- **STATED EXERCISE**
Print the data exactly, leaving nothing out.

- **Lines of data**
════
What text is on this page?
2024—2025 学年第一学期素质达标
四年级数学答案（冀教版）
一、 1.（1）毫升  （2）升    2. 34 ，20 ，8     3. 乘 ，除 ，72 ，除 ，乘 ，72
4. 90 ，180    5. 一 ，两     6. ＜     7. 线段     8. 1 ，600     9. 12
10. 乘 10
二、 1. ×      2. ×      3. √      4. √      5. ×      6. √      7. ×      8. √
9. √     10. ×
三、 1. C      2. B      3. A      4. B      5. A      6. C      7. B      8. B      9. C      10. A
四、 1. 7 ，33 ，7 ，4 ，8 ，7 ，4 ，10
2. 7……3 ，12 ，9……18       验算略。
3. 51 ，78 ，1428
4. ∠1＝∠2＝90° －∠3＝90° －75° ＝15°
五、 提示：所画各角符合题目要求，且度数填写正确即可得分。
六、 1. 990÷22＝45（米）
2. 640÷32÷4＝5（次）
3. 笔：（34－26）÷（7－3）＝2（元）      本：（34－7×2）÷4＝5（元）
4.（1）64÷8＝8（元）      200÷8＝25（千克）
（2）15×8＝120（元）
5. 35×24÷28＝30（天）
════
- **TASK OUTPUT**
What text is on this page?
2024—2025 学年第一学期素质达标
四年级数学答案（冀教版）
一、 1.（1）毫升  （2）升    2. 34 ，20 ，8     3. 乘 ，除 ，72 ，除 ，乘 ，72
4. 90 ，180    5. 一 ，两     6. ＜     7. 线段     8. 1 ，600     9. 12
10. 乘 10
二、 1. ×      2. ×      3. √      4. √      5. ×      6. √      7. ×      8. √
9. √     10. ×
三、 1. C      2. B      3. A      4. B      5. A      6. C      7. B      8. B      9. C      10. A
四、 1. 7 ，33 ，7 ，4 ，8 ，7 ，4 ，10
2. 7……3 ，12 ，9……18       验算略。
3. 51 ，78 ，1428
4. ∠1＝∠2＝90° －∠3＝90° －75° ＝15°
五、 提示：所画各角符合题目要求，且度数填写正确即可得分。
六、 1. 990÷22＝45（米）
2. 640÷32÷4＝5（次）
3. 笔：（34－26）÷（7－3）＝2（元）      本：（34－7×2）÷4＝5（元）
4.（1）64÷8＝8（元）      200÷8＝25（千克）
（2）15×8＝120（元）
5. 35×24÷28＝30（天）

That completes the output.